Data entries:

— BEGIN —

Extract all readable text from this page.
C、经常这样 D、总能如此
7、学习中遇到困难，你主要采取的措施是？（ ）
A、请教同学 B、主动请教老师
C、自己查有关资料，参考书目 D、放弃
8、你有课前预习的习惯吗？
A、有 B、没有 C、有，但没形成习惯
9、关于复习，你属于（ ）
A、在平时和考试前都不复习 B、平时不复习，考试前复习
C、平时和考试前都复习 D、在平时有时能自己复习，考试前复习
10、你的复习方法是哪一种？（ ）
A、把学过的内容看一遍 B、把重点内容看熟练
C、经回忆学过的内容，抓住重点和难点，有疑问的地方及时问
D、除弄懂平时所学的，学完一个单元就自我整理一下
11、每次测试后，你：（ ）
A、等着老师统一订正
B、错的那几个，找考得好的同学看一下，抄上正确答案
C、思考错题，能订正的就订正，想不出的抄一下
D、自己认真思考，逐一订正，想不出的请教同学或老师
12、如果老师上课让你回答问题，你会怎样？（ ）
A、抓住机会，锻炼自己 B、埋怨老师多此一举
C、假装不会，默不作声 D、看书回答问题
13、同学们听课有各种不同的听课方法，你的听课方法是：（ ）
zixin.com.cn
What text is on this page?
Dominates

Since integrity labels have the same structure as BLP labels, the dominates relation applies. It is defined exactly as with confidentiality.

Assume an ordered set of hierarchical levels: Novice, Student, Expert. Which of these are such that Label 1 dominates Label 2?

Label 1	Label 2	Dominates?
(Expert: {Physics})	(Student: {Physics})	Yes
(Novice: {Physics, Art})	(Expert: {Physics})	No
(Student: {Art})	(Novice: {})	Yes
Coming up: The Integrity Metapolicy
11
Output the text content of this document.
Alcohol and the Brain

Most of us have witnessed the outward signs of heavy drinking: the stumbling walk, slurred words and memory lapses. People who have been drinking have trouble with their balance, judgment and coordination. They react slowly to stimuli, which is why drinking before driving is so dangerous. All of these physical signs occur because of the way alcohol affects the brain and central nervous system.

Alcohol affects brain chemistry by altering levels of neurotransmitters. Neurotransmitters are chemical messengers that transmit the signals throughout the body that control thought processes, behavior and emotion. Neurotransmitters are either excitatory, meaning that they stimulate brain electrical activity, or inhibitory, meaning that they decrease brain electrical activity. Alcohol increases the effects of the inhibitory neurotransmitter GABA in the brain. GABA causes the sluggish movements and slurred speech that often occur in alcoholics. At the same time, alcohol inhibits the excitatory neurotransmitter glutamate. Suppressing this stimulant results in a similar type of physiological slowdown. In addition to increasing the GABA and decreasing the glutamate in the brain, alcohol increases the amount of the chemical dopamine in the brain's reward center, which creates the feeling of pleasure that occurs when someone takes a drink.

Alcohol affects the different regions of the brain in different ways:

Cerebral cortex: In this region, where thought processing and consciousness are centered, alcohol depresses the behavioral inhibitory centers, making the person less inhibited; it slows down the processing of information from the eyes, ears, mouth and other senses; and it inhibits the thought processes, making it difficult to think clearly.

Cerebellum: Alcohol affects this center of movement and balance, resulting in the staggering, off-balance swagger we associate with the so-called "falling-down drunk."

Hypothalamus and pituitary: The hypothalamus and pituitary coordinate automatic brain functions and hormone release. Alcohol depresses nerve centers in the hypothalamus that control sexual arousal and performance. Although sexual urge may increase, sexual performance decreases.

— END —

_AIM OF THE EXERCISE_
Using the listing, collect all lines in which the string "Expert" is found.

_EXERCISE RESPONSE_
Assume an ordered set of hierarchical levels: Novice, Student, Expert. Which of these are such that Label 1 dominates Label 2?
(Expert: {Physics})	(Student: {Physics})	Yes
(Novice: {Physics, Art})	(Expert: {Physics})	No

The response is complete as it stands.